→ **Aim**: Write every line out verbatim and omit the pictures.

[Start]

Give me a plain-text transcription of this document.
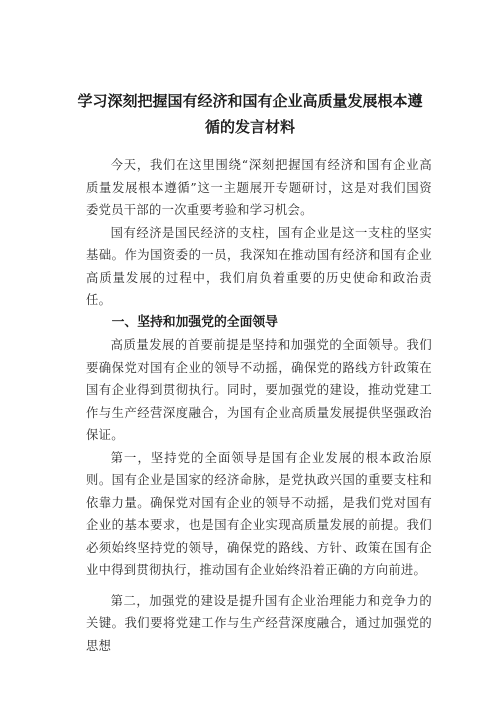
学习深刻把握国有经济和国有企业高质量发展根本遵
循的发言材料

今天，我们在这里围绕“深刻把握国有经济和国有企业高质量发展根本遵循”这一主题展开专题研讨，这是对我们国资委党员干部的一次重要考验和学习机会。

国有经济是国民经济的支柱，国有企业是这一支柱的坚实基础。作为国资委的一员，我深知在推动国有经济和国有企业高质量发展的过程中，我们肩负着重要的历史使命和政治责任。

一、坚持和加强党的全面领导

高质量发展的首要前提是坚持和加强党的全面领导。我们要确保党对国有企业的领导不动摇，确保党的路线方针政策在国有企业得到贯彻执行。同时，要加强党的建设，推动党建工作与生产经营深度融合，为国有企业高质量发展提供坚强政治保证。

第一，坚持党的全面领导是国有企业发展的根本政治原则。国有企业是国家的经济命脉，是党执政兴国的重要支柱和依靠力量。确保党对国有企业的领导不动摇，是我们党对国有企业的基本要求，也是国有企业实现高质量发展的前提。我们必须始终坚持党的领导，确保党的路线、方针、政策在国有企业中得到贯彻执行，推动国有企业始终沿着正确的方向前进。

第二，加强党的建设是提升国有企业治理能力和竞争力的关键。我们要将党建工作与生产经营深度融合，通过加强党的思想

[End]

→ **Full response**:
Give me a plain-text transcription of this document.
学习深刻把握国有经济和国有企业高质量发展根本遵
循的发言材料

今天，我们在这里围绕“深刻把握国有经济和国有企业高质量发展根本遵循”这一主题展开专题研讨，这是对我们国资委党员干部的一次重要考验和学习机会。

国有经济是国民经济的支柱，国有企业是这一支柱的坚实基础。作为国资委的一员，我深知在推动国有经济和国有企业高质量发展的过程中，我们肩负着重要的历史使命和政治责任。

一、坚持和加强党的全面领导

高质量发展的首要前提是坚持和加强党的全面领导。我们要确保党对国有企业的领导不动摇，确保党的路线方针政策在国有企业得到贯彻执行。同时，要加强党的建设，推动党建工作与生产经营深度融合，为国有企业高质量发展提供坚强政治保证。

第一，坚持党的全面领导是国有企业发展的根本政治原则。国有企业是国家的经济命脉，是党执政兴国的重要支柱和依靠力量。确保党对国有企业的领导不动摇，是我们党对国有企业的基本要求，也是国有企业实现高质量发展的前提。我们必须始终坚持党的领导，确保党的路线、方针、政策在国有企业中得到贯彻执行，推动国有企业始终沿着正确的方向前进。

第二，加强党的建设是提升国有企业治理能力和竞争力的关键。我们要将党建工作与生产经营深度融合，通过加强党的思想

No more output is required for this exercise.